Written exercise:
Count how many lines include "ассигнования" and answer with that number only.

Supplied information:
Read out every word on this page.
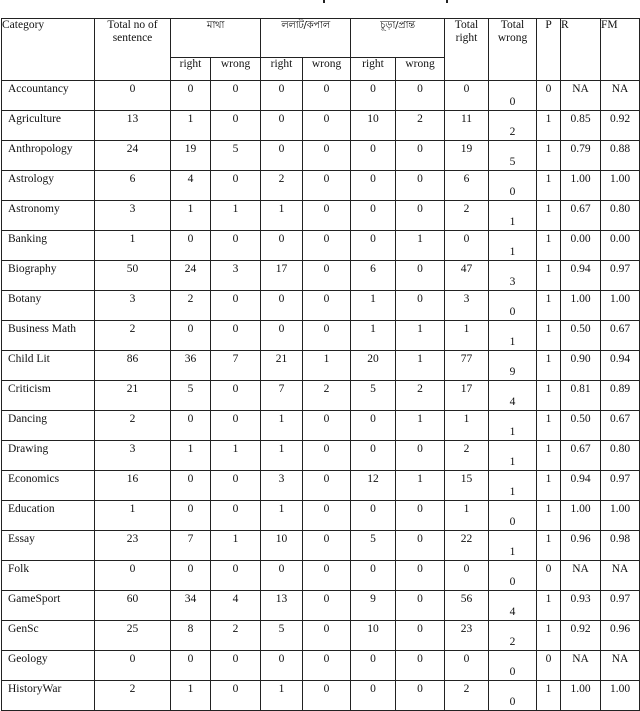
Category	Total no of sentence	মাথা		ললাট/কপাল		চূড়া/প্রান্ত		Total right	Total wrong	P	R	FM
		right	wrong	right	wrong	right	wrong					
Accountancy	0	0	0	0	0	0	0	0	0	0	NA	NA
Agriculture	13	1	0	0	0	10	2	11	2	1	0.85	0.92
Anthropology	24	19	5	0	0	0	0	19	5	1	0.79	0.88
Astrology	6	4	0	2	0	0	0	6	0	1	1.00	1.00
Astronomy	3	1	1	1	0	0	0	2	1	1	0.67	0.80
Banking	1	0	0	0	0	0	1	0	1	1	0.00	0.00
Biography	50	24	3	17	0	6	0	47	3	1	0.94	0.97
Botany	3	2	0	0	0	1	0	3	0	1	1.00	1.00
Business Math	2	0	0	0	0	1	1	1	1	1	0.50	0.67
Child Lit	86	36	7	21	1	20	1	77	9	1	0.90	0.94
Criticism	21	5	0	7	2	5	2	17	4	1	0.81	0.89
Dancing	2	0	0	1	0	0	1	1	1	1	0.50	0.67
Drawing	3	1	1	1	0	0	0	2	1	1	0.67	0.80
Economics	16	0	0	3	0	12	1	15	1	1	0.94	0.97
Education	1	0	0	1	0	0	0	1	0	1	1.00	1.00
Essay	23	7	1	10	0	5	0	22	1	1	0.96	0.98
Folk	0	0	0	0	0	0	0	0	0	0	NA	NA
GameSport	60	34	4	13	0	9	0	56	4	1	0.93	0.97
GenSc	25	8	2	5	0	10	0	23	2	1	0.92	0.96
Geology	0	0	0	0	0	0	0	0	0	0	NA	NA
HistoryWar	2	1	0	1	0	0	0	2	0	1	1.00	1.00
--
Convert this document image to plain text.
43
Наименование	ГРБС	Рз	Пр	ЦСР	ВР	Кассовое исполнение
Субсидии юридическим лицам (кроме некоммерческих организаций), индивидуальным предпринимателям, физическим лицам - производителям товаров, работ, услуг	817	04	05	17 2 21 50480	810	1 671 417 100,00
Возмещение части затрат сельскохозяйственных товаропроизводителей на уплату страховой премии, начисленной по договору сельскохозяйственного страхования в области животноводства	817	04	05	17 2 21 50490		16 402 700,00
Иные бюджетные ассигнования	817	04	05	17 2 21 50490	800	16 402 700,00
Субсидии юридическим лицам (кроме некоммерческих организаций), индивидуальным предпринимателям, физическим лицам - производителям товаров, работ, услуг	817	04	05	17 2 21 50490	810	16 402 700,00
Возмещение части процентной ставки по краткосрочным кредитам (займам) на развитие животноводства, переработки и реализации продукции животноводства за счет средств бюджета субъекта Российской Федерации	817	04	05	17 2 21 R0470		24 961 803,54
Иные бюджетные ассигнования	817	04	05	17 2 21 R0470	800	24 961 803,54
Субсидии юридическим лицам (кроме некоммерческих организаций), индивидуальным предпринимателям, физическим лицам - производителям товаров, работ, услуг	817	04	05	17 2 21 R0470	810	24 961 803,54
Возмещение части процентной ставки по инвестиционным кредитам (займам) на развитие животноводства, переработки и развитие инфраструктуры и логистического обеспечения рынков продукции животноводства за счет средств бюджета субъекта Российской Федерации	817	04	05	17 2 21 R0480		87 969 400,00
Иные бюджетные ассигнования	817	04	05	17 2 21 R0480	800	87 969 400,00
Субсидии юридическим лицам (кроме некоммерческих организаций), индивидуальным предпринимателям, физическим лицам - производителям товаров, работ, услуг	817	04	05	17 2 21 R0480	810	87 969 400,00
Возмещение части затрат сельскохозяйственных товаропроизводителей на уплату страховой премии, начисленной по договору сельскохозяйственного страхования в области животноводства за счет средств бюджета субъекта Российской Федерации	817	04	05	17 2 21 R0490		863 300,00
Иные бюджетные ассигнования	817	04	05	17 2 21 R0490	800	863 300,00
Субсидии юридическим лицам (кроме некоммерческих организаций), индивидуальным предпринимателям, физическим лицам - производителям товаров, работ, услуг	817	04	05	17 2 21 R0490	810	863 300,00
==
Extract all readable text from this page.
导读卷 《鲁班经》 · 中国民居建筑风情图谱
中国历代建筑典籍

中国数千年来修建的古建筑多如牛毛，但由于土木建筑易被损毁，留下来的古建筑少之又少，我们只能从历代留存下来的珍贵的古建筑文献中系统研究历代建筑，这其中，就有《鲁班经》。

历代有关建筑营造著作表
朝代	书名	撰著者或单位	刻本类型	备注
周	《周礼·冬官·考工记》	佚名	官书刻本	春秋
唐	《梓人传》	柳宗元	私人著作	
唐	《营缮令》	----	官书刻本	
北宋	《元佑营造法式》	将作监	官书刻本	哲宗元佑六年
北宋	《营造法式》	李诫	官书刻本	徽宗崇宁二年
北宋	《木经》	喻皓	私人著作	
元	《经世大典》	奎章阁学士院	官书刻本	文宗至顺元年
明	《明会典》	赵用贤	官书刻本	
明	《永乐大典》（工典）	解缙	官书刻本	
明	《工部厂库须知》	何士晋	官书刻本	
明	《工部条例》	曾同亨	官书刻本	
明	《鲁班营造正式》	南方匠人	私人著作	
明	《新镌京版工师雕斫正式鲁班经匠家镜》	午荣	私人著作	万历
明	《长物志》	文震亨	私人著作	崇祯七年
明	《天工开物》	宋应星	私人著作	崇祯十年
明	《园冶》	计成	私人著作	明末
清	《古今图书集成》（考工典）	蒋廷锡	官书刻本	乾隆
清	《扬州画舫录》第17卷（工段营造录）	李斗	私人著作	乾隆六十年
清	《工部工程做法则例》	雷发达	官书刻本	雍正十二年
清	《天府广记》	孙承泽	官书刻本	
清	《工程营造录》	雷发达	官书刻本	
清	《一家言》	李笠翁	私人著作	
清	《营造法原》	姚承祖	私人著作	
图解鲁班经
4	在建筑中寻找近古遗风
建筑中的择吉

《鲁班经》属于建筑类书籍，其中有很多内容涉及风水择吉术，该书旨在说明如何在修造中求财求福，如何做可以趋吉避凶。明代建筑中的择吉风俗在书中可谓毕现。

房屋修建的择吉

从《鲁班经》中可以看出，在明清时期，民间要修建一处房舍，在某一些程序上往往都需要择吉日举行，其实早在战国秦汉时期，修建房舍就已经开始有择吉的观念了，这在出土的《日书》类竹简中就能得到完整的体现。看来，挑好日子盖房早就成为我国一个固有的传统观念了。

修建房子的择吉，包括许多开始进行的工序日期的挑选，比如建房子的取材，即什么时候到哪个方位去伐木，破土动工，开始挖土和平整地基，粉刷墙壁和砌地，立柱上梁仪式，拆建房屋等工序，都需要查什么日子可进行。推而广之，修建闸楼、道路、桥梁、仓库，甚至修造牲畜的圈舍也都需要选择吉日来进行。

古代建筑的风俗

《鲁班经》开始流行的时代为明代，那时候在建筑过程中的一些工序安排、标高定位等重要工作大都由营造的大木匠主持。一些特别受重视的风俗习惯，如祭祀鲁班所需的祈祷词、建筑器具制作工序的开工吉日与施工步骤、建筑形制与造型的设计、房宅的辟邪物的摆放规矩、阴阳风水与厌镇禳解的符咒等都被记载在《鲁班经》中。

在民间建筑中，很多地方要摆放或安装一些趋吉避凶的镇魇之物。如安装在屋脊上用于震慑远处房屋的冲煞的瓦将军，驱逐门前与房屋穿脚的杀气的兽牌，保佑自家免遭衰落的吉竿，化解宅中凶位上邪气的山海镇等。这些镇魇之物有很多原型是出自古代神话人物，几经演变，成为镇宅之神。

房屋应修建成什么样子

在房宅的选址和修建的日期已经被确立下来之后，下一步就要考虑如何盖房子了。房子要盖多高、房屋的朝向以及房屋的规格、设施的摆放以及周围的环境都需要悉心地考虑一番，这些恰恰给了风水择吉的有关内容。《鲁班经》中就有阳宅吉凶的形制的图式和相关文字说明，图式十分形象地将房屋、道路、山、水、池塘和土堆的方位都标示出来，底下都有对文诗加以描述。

Expected answer:
4